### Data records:
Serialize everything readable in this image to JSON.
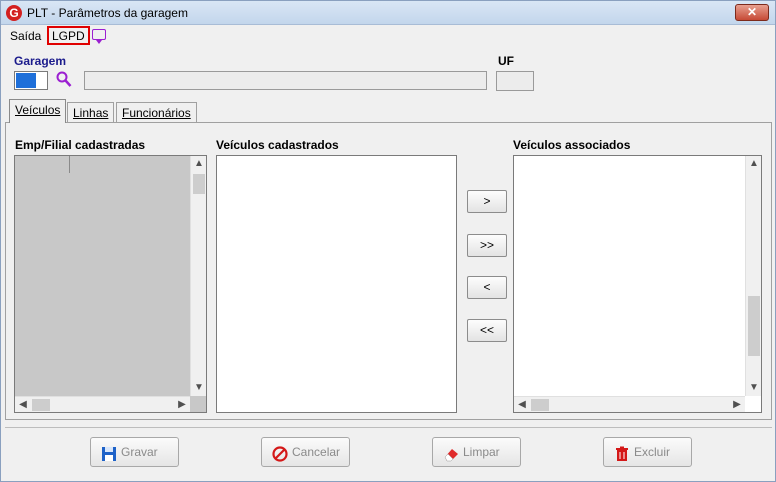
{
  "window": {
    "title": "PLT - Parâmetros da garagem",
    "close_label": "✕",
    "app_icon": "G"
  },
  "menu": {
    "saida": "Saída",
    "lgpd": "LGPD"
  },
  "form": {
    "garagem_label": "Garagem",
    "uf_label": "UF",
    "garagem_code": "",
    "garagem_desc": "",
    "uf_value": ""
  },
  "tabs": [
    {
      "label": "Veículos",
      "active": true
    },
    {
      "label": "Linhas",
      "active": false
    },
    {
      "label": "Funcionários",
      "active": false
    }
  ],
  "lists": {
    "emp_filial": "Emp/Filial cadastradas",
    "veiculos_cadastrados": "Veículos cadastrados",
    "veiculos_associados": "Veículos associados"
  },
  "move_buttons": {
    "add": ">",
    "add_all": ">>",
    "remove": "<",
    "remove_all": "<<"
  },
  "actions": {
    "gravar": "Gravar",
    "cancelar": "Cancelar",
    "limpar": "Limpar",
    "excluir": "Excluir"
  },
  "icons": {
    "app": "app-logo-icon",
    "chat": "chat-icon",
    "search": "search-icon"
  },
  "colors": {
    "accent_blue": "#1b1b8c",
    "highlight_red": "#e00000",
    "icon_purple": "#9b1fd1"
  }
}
--
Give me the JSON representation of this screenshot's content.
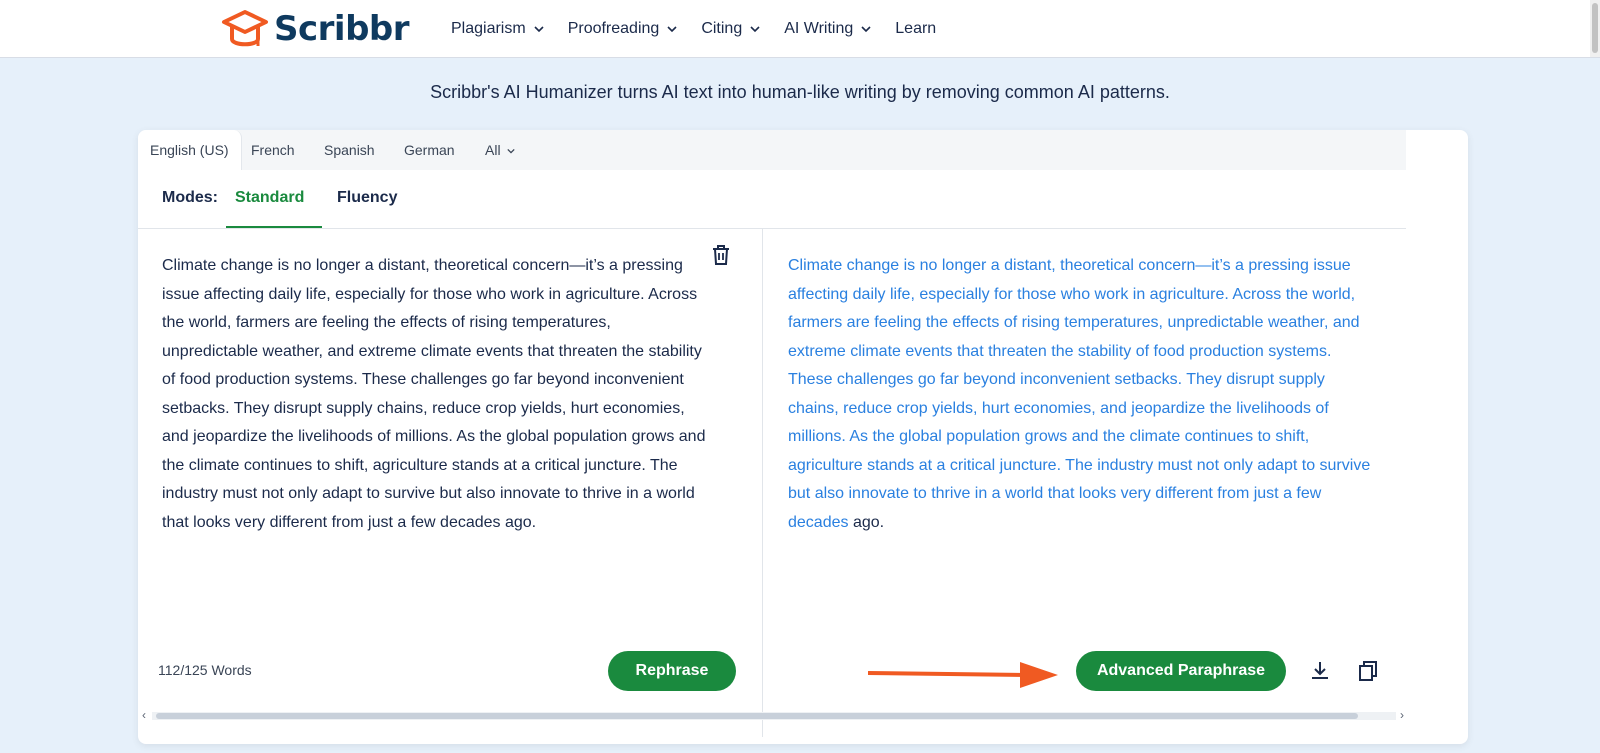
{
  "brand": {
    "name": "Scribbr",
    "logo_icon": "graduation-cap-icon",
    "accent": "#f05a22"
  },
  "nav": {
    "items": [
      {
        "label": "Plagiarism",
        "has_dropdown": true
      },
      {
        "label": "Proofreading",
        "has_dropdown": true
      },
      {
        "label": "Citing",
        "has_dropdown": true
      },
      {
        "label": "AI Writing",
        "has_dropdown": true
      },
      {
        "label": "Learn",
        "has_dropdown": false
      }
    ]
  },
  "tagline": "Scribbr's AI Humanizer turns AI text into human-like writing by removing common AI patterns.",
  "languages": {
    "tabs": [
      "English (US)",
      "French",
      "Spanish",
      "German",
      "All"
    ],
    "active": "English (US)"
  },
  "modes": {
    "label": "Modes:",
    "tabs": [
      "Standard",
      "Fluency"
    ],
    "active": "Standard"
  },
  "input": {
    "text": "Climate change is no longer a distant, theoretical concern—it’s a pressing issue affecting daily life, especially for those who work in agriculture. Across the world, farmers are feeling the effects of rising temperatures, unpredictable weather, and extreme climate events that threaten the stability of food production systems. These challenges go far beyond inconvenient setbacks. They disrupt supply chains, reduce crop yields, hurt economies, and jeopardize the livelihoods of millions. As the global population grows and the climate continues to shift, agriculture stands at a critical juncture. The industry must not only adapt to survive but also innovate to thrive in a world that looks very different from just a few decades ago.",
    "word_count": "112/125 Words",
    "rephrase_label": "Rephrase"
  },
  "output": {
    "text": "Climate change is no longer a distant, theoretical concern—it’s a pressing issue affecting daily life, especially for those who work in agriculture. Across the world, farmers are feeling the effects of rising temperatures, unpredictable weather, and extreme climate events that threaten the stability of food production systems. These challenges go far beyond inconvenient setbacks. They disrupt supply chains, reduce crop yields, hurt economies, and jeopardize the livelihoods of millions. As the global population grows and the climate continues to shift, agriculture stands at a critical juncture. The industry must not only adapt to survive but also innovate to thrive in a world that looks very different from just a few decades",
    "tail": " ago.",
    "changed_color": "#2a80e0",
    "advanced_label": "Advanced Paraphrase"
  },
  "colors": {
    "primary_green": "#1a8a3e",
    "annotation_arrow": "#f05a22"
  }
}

### Exercise instructions:
Using the material above, gather every line that includes "Veículos".

### Task answer:
      "label": "Veículos",
    "veiculos_cadastrados": "Veículos cadastrados",
    "veiculos_associados": "Veículos associados"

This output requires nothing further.